__Directions__.
Every record below should be transcribed exactly. Omit the images.
>> begin Records shown
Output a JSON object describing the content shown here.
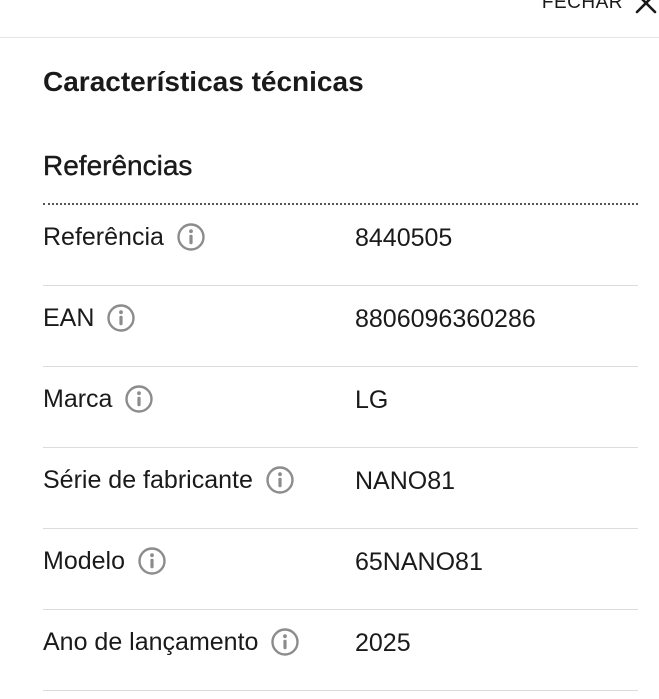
{
  "header": {
    "close_label": "FECHAR",
    "close_icon": "close-icon"
  },
  "page_title": "Características técnicas",
  "section": {
    "title": "Referências",
    "rows": [
      {
        "label": "Referência",
        "value": "8440505",
        "icon": "info-icon"
      },
      {
        "label": "EAN",
        "value": "8806096360286",
        "icon": "info-icon"
      },
      {
        "label": "Marca",
        "value": "LG",
        "icon": "info-icon"
      },
      {
        "label": "Série de fabricante",
        "value": "NANO81",
        "icon": "info-icon"
      },
      {
        "label": "Modelo",
        "value": "65NANO81",
        "icon": "info-icon"
      },
      {
        "label": "Ano de lançamento",
        "value": "2025",
        "icon": "info-icon"
      }
    ]
  },
  "colors": {
    "text": "#1a1a1a",
    "icon": "#8c8c8c",
    "divider": "#dcdcdc",
    "section_rule": "#555555"
  }
}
>> end Records shown
__Solution__.
Output a JSON object describing the content shown here.
{
  "header": {
    "close_label": "FECHAR",
    "close_icon": "close-icon"
  },
  "page_title": "Características técnicas",
  "section": {
    "title": "Referências",
    "rows": [
      {
        "label": "Referência",
        "value": "8440505",
        "icon": "info-icon"
      },
      {
        "label": "EAN",
        "value": "8806096360286",
        "icon": "info-icon"
      },
      {
        "label": "Marca",
        "value": "LG",
        "icon": "info-icon"
      },
      {
        "label": "Série de fabricante",
        "value": "NANO81",
        "icon": "info-icon"
      },
      {
        "label": "Modelo",
        "value": "65NANO81",
        "icon": "info-icon"
      },
      {
        "label": "Ano de lançamento",
        "value": "2025",
        "icon": "info-icon"
      }
    ]
  },
  "colors": {
    "text": "#1a1a1a",
    "icon": "#8c8c8c",
    "divider": "#dcdcdc",
    "section_rule": "#555555"
  }
}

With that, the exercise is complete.